> Data:
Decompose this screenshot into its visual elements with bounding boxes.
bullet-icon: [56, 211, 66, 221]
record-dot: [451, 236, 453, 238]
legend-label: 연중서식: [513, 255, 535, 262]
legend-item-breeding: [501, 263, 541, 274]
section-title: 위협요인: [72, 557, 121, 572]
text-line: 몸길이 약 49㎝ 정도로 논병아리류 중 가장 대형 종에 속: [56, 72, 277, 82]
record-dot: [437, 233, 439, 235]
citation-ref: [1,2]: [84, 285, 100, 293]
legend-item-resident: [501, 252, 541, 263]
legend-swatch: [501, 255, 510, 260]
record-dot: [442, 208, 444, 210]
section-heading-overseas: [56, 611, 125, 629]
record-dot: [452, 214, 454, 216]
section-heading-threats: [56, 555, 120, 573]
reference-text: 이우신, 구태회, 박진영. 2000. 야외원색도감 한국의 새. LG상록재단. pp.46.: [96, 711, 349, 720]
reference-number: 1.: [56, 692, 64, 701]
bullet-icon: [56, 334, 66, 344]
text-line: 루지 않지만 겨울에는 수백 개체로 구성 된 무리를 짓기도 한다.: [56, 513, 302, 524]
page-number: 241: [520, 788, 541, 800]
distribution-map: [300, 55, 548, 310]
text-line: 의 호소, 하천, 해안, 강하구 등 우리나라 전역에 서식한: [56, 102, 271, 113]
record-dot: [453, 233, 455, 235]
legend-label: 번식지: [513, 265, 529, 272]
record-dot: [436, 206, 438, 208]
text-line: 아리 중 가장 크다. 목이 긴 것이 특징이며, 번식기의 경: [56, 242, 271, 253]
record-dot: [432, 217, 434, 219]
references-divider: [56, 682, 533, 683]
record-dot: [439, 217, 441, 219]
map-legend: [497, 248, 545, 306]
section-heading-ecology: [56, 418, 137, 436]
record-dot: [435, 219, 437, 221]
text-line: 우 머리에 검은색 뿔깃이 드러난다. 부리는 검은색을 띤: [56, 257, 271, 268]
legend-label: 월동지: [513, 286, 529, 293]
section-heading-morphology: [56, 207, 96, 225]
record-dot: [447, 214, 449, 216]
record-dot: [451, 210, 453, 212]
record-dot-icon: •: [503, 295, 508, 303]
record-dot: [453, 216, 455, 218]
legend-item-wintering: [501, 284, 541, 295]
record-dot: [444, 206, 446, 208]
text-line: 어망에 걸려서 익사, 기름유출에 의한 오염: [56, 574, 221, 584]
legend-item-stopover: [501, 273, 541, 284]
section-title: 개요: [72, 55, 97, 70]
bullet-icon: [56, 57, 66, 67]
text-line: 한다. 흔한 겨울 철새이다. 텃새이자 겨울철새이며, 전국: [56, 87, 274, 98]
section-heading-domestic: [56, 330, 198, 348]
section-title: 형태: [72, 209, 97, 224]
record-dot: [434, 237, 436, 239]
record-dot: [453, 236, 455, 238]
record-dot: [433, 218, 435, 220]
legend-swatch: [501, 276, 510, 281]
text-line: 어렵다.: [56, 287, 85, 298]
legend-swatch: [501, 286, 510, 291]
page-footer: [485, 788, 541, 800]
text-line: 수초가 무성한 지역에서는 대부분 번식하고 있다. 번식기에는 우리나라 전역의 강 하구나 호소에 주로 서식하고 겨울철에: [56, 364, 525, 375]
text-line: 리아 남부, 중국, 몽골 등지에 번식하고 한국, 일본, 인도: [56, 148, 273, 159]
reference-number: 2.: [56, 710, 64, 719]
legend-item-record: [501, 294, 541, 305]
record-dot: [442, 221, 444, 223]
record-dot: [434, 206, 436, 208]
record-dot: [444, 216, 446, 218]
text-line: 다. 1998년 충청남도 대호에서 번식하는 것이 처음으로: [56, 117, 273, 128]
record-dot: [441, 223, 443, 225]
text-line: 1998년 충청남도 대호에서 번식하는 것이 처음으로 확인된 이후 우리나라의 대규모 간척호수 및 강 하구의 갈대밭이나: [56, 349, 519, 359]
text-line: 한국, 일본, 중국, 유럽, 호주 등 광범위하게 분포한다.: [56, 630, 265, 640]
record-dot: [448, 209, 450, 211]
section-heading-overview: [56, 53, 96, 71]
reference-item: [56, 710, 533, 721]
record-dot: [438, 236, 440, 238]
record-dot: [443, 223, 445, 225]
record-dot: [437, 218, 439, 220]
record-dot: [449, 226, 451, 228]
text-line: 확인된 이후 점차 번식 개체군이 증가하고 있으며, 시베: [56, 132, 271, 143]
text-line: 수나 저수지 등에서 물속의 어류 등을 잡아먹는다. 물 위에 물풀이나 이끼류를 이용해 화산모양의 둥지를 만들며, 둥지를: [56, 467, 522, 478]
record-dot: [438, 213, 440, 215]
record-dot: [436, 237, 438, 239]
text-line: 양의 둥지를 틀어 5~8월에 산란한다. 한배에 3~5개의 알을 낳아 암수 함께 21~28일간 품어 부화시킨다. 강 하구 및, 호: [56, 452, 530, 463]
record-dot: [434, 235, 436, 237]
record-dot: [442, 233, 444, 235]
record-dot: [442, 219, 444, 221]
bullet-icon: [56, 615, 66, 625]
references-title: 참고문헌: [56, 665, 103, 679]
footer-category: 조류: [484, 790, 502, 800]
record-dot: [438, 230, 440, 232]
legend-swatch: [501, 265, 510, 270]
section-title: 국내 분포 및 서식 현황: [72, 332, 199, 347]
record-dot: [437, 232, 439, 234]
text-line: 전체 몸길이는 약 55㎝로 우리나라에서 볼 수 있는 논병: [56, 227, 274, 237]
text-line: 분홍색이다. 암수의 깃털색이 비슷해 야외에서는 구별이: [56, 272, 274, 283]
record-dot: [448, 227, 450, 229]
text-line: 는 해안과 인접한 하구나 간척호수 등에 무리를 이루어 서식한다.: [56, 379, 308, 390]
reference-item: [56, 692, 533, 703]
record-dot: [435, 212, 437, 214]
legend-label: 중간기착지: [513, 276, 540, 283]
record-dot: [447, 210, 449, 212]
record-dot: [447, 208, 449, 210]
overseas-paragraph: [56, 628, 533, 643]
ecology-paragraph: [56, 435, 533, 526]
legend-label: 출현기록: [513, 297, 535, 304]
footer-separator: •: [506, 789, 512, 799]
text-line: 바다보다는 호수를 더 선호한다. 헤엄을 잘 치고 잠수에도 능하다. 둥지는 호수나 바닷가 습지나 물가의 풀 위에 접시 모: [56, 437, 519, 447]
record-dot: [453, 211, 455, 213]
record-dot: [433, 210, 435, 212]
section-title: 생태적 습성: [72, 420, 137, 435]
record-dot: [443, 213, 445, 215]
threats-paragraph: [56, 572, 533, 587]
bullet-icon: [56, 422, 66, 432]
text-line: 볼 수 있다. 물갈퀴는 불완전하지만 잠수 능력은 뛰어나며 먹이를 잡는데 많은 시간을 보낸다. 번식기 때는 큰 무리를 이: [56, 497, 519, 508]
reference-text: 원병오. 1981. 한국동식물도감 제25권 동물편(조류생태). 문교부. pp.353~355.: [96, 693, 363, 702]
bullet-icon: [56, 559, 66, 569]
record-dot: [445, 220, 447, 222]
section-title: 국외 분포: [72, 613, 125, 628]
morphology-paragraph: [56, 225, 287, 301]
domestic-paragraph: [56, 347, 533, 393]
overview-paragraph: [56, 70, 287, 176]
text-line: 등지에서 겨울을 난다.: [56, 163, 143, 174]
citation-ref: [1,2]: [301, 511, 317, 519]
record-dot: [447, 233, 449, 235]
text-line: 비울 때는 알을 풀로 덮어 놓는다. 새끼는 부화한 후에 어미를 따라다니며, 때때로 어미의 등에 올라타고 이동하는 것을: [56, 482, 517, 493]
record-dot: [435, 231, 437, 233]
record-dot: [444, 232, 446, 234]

> Task instructions: Please copy out the records word for word, starting at the first line and ending at the line that contains "bullet-icon: [56, 334, 66, 344]".

> Solution for this problem:
Decompose this screenshot into its visual elements with bounding boxes.
bullet-icon: [56, 211, 66, 221]
record-dot: [451, 236, 453, 238]
legend-label: 연중서식: [513, 255, 535, 262]
legend-item-breeding: [501, 263, 541, 274]
section-title: 위협요인: [72, 557, 121, 572]
text-line: 몸길이 약 49㎝ 정도로 논병아리류 중 가장 대형 종에 속: [56, 72, 277, 82]
record-dot: [437, 233, 439, 235]
citation-ref: [1,2]: [84, 285, 100, 293]
legend-item-resident: [501, 252, 541, 263]
legend-swatch: [501, 255, 510, 260]
record-dot: [442, 208, 444, 210]
section-heading-overseas: [56, 611, 125, 629]
record-dot: [452, 214, 454, 216]
section-heading-threats: [56, 555, 120, 573]
reference-text: 이우신, 구태회, 박진영. 2000. 야외원색도감 한국의 새. LG상록재단. pp.46.: [96, 711, 349, 720]
reference-number: 1.: [56, 692, 64, 701]
bullet-icon: [56, 334, 66, 344]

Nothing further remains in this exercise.